Required task: Examine each line of the data. Copy those that contain the string "Japan".
[start Provided data]
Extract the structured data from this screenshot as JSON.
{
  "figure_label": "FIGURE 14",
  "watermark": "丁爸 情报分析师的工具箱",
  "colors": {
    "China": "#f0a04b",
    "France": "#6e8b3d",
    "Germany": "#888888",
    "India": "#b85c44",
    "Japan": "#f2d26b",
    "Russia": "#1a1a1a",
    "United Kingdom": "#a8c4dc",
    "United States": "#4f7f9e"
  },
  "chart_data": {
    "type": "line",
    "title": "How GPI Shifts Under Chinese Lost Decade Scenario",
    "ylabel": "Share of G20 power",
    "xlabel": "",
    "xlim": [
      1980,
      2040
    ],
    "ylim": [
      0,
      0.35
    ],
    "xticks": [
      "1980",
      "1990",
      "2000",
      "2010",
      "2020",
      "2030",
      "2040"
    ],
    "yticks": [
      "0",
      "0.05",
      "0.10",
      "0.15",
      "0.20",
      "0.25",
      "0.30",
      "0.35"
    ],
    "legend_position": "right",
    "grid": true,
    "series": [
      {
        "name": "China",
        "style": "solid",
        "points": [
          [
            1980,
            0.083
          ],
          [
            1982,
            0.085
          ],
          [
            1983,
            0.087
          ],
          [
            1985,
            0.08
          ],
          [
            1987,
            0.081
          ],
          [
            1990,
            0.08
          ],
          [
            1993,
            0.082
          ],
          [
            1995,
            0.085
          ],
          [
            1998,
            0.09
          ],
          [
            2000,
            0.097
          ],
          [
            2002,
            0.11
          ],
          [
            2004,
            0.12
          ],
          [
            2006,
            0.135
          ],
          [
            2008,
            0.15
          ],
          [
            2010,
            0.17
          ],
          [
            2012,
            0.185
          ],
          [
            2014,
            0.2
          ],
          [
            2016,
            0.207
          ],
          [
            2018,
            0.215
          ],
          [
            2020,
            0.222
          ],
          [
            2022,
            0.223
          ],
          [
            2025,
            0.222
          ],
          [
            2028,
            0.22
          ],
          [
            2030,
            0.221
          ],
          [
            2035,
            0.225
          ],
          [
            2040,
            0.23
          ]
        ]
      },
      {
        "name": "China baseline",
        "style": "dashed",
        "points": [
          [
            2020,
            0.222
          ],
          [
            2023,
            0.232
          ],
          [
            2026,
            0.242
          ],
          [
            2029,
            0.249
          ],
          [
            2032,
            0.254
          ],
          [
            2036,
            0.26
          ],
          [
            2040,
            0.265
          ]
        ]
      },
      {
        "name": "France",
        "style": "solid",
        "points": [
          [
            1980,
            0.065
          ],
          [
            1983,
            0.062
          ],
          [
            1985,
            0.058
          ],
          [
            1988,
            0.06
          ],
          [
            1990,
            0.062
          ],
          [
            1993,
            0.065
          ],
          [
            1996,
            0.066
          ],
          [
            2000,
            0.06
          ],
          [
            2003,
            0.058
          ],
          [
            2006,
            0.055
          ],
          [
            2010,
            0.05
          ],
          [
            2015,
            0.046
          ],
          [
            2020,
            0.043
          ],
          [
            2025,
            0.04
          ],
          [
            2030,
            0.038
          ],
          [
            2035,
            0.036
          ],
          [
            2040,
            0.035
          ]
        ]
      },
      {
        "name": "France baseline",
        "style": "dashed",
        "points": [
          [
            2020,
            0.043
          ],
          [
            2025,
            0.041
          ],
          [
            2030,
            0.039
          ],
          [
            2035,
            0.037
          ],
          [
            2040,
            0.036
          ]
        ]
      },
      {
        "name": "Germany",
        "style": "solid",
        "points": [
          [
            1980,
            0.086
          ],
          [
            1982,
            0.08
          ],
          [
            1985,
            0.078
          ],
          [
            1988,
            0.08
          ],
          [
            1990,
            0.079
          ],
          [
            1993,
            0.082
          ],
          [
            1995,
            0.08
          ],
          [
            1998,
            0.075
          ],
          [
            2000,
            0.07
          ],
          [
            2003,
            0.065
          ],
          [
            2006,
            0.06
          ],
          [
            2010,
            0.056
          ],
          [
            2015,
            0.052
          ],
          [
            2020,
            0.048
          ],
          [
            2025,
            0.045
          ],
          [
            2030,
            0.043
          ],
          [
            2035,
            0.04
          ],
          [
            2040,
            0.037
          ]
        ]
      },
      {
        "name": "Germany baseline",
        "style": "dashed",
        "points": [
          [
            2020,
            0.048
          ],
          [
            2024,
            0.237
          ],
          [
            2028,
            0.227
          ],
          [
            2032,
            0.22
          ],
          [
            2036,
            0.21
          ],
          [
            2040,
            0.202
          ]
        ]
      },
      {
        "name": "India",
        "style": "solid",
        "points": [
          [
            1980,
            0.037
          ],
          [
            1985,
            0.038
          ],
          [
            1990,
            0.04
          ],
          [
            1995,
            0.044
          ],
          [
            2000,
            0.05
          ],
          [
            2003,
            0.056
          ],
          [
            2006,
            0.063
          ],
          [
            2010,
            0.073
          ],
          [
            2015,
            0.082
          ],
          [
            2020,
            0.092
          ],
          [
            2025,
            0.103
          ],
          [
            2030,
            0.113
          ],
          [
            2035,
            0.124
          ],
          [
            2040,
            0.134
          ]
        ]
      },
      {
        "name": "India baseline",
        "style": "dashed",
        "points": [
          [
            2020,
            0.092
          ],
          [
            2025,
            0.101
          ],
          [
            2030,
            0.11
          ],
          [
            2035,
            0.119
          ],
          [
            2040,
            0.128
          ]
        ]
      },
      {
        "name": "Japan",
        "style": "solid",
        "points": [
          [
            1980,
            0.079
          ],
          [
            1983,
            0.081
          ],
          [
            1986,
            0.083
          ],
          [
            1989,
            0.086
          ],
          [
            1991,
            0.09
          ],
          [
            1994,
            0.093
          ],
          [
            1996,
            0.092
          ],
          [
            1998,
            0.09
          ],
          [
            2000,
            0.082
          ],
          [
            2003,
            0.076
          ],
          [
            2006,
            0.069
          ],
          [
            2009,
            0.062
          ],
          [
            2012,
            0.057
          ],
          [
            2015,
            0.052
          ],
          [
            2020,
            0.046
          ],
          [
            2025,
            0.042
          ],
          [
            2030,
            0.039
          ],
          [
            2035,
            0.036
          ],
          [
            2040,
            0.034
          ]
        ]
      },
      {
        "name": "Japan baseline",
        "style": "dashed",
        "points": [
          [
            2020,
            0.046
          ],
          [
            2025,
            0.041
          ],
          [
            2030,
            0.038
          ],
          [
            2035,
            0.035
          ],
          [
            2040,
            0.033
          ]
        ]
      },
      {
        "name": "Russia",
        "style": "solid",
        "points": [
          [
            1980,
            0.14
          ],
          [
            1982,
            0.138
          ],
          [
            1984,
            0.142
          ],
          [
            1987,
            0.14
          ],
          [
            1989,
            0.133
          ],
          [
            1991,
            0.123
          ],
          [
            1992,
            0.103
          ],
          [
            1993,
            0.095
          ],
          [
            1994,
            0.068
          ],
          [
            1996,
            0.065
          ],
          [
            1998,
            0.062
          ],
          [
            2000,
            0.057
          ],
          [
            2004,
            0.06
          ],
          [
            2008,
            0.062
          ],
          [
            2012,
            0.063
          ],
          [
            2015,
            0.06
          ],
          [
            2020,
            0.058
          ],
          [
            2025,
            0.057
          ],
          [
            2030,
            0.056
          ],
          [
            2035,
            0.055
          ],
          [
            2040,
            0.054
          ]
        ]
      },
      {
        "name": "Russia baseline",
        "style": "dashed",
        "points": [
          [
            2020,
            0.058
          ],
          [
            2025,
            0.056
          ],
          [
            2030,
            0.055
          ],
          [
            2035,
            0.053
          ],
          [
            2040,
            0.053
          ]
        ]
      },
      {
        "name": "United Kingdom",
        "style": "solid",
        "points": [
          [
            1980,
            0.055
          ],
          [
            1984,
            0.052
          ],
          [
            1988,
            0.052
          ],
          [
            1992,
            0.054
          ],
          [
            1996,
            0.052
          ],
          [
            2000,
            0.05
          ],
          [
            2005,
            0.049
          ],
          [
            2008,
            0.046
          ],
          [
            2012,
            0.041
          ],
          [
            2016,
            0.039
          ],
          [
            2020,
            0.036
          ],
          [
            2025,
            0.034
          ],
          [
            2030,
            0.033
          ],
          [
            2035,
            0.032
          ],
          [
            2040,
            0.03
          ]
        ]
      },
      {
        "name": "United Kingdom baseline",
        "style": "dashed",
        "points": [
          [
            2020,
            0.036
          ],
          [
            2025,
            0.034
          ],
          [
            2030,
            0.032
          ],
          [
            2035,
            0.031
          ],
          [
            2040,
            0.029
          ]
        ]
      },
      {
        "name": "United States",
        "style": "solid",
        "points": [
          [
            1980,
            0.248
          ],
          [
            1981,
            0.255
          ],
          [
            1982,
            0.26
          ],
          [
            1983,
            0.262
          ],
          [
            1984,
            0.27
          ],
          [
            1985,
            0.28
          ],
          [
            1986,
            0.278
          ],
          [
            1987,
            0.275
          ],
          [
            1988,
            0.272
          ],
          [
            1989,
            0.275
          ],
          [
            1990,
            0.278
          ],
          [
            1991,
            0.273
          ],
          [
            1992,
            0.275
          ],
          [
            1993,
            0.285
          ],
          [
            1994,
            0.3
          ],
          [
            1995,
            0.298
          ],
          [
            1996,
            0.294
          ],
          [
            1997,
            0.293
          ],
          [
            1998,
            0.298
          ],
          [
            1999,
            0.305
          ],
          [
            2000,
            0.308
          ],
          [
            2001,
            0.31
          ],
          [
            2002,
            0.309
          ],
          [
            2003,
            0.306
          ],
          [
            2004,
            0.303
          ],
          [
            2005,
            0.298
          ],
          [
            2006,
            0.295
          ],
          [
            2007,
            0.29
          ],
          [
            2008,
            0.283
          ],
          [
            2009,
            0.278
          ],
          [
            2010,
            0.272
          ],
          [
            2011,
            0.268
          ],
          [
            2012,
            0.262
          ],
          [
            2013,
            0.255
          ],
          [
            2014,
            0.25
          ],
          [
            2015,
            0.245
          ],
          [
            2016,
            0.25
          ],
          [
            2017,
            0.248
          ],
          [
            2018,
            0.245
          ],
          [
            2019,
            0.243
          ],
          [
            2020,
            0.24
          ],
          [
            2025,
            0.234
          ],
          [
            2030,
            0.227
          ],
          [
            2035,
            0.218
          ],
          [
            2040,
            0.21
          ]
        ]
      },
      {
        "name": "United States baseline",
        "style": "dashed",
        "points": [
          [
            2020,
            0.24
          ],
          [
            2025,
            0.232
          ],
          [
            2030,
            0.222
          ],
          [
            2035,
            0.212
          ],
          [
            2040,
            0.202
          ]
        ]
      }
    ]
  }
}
[end Provided data]
Exercise solution:
    "Japan": "#f2d26b",
        "name": "Japan",
        "name": "Japan baseline",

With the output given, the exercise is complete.